Write each line out exactly, leaving none out.

── Recorded information ──

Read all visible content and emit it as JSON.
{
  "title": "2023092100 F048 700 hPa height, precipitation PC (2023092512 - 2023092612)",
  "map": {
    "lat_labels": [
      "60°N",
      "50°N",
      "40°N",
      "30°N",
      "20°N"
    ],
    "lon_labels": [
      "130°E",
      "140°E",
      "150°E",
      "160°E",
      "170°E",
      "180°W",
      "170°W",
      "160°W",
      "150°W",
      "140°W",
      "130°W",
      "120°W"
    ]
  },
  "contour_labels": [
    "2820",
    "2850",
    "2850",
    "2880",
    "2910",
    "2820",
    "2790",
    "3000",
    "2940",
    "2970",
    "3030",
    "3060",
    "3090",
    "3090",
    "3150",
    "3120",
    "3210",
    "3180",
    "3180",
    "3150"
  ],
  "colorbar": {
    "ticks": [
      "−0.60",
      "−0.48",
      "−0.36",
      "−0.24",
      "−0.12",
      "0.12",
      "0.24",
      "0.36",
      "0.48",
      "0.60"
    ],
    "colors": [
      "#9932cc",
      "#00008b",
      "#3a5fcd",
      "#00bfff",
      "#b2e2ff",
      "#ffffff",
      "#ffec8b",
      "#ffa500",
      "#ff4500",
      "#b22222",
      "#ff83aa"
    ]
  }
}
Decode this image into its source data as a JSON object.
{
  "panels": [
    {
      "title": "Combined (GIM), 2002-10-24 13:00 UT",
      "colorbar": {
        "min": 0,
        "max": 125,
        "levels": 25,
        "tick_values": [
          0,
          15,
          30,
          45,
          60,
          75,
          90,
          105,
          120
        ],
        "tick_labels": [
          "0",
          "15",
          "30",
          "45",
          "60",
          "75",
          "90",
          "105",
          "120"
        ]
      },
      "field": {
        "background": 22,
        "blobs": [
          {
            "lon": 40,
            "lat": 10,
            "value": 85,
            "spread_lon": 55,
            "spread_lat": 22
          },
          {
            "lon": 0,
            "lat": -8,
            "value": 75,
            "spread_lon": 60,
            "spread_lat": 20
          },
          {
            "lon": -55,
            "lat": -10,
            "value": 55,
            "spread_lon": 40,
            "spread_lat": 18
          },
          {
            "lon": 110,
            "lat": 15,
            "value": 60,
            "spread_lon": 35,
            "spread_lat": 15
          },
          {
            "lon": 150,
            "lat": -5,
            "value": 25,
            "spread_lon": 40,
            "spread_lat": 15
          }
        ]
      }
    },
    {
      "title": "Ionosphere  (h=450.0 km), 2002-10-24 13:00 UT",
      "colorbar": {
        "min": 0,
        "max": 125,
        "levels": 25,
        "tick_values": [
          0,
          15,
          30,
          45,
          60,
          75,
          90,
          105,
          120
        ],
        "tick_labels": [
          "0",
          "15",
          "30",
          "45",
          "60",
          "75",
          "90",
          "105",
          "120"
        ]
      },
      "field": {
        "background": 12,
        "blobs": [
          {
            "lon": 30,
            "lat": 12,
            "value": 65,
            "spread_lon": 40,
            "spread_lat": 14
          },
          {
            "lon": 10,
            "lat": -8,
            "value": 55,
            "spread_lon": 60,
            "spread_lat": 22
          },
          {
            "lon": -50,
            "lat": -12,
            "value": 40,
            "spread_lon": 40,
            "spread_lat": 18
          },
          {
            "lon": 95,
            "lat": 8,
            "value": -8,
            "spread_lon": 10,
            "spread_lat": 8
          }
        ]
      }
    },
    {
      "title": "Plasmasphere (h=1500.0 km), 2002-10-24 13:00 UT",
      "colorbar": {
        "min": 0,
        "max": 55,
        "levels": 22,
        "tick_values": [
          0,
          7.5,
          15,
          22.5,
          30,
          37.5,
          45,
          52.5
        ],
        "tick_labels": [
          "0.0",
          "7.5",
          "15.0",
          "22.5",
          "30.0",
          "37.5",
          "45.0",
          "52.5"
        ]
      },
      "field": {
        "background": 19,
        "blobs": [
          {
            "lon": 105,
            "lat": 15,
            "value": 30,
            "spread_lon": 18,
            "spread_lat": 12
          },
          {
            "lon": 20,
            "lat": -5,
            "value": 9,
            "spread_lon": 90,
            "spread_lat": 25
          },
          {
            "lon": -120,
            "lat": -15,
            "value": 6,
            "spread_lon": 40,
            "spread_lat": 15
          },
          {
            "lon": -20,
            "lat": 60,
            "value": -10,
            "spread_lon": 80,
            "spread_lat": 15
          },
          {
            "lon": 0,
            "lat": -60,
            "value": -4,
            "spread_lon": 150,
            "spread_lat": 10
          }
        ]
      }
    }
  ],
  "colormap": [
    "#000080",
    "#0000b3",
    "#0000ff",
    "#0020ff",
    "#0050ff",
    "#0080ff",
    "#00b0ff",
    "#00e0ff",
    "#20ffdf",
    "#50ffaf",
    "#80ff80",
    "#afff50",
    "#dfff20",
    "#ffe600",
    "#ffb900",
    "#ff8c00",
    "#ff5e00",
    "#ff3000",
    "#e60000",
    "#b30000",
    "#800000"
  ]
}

───

Task answer.
Read all visible content and emit it as JSON.
{
  "title": "2023092100 F048 700 hPa height, precipitation PC (2023092512 - 2023092612)",
  "map": {
    "lat_labels": [
      "60°N",
      "50°N",
      "40°N",
      "30°N",
      "20°N"
    ],
    "lon_labels": [
      "130°E",
      "140°E",
      "150°E",
      "160°E",
      "170°E",
      "180°W",
      "170°W",
      "160°W",
      "150°W",
      "140°W",
      "130°W",
      "120°W"
    ]
  },
  "contour_labels": [
    "2820",
    "2850",
    "2850",
    "2880",
    "2910",
    "2820",
    "2790",
    "3000",
    "2940",
    "2970",
    "3030",
    "3060",
    "3090",
    "3090",
    "3150",
    "3120",
    "3210",
    "3180",
    "3180",
    "3150"
  ],
  "colorbar": {
    "ticks": [
      "−0.60",
      "−0.48",
      "−0.36",
      "−0.24",
      "−0.12",
      "0.12",
      "0.24",
      "0.36",
      "0.48",
      "0.60"
    ],
    "colors": [
      "#9932cc",
      "#00008b",
      "#3a5fcd",
      "#00bfff",
      "#b2e2ff",
      "#ffffff",
      "#ffec8b",
      "#ffa500",
      "#ff4500",
      "#b22222",
      "#ff83aa"
    ]
  }
}
Decode this image into its source data as a JSON object.
{
  "panels": [
    {
      "title": "Combined (GIM), 2002-10-24 13:00 UT",
      "colorbar": {
        "min": 0,
        "max": 125,
        "levels": 25,
        "tick_values": [
          0,
          15,
          30,
          45,
          60,
          75,
          90,
          105,
          120
        ],
        "tick_labels": [
          "0",
          "15",
          "30",
          "45",
          "60",
          "75",
          "90",
          "105",
          "120"
        ]
      },
      "field": {
        "background": 22,
        "blobs": [
          {
            "lon": 40,
            "lat": 10,
            "value": 85,
            "spread_lon": 55,
            "spread_lat": 22
          },
          {
            "lon": 0,
            "lat": -8,
            "value": 75,
            "spread_lon": 60,
            "spread_lat": 20
          },
          {
            "lon": -55,
            "lat": -10,
            "value": 55,
            "spread_lon": 40,
            "spread_lat": 18
          },
          {
            "lon": 110,
            "lat": 15,
            "value": 60,
            "spread_lon": 35,
            "spread_lat": 15
          },
          {
            "lon": 150,
            "lat": -5,
            "value": 25,
            "spread_lon": 40,
            "spread_lat": 15
          }
        ]
      }
    },
    {
      "title": "Ionosphere  (h=450.0 km), 2002-10-24 13:00 UT",
      "colorbar": {
        "min": 0,
        "max": 125,
        "levels": 25,
        "tick_values": [
          0,
          15,
          30,
          45,
          60,
          75,
          90,
          105,
          120
        ],
        "tick_labels": [
          "0",
          "15",
          "30",
          "45",
          "60",
          "75",
          "90",
          "105",
          "120"
        ]
      },
      "field": {
        "background": 12,
        "blobs": [
          {
            "lon": 30,
            "lat": 12,
            "value": 65,
            "spread_lon": 40,
            "spread_lat": 14
          },
          {
            "lon": 10,
            "lat": -8,
            "value": 55,
            "spread_lon": 60,
            "spread_lat": 22
          },
          {
            "lon": -50,
            "lat": -12,
            "value": 40,
            "spread_lon": 40,
            "spread_lat": 18
          },
          {
            "lon": 95,
            "lat": 8,
            "value": -8,
            "spread_lon": 10,
            "spread_lat": 8
          }
        ]
      }
    },
    {
      "title": "Plasmasphere (h=1500.0 km), 2002-10-24 13:00 UT",
      "colorbar": {
        "min": 0,
        "max": 55,
        "levels": 22,
        "tick_values": [
          0,
          7.5,
          15,
          22.5,
          30,
          37.5,
          45,
          52.5
        ],
        "tick_labels": [
          "0.0",
          "7.5",
          "15.0",
          "22.5",
          "30.0",
          "37.5",
          "45.0",
          "52.5"
        ]
      },
      "field": {
        "background": 19,
        "blobs": [
          {
            "lon": 105,
            "lat": 15,
            "value": 30,
            "spread_lon": 18,
            "spread_lat": 12
          },
          {
            "lon": 20,
            "lat": -5,
            "value": 9,
            "spread_lon": 90,
            "spread_lat": 25
          },
          {
            "lon": -120,
            "lat": -15,
            "value": 6,
            "spread_lon": 40,
            "spread_lat": 15
          },
          {
            "lon": -20,
            "lat": 60,
            "value": -10,
            "spread_lon": 80,
            "spread_lat": 15
          },
          {
            "lon": 0,
            "lat": -60,
            "value": -4,
            "spread_lon": 150,
            "spread_lat": 10
          }
        ]
      }
    }
  ],
  "colormap": [
    "#000080",
    "#0000b3",
    "#0000ff",
    "#0020ff",
    "#0050ff",
    "#0080ff",
    "#00b0ff",
    "#00e0ff",
    "#20ffdf",
    "#50ffaf",
    "#80ff80",
    "#afff50",
    "#dfff20",
    "#ffe600",
    "#ffb900",
    "#ff8c00",
    "#ff5e00",
    "#ff3000",
    "#e60000",
    "#b30000",
    "#800000"
  ]
}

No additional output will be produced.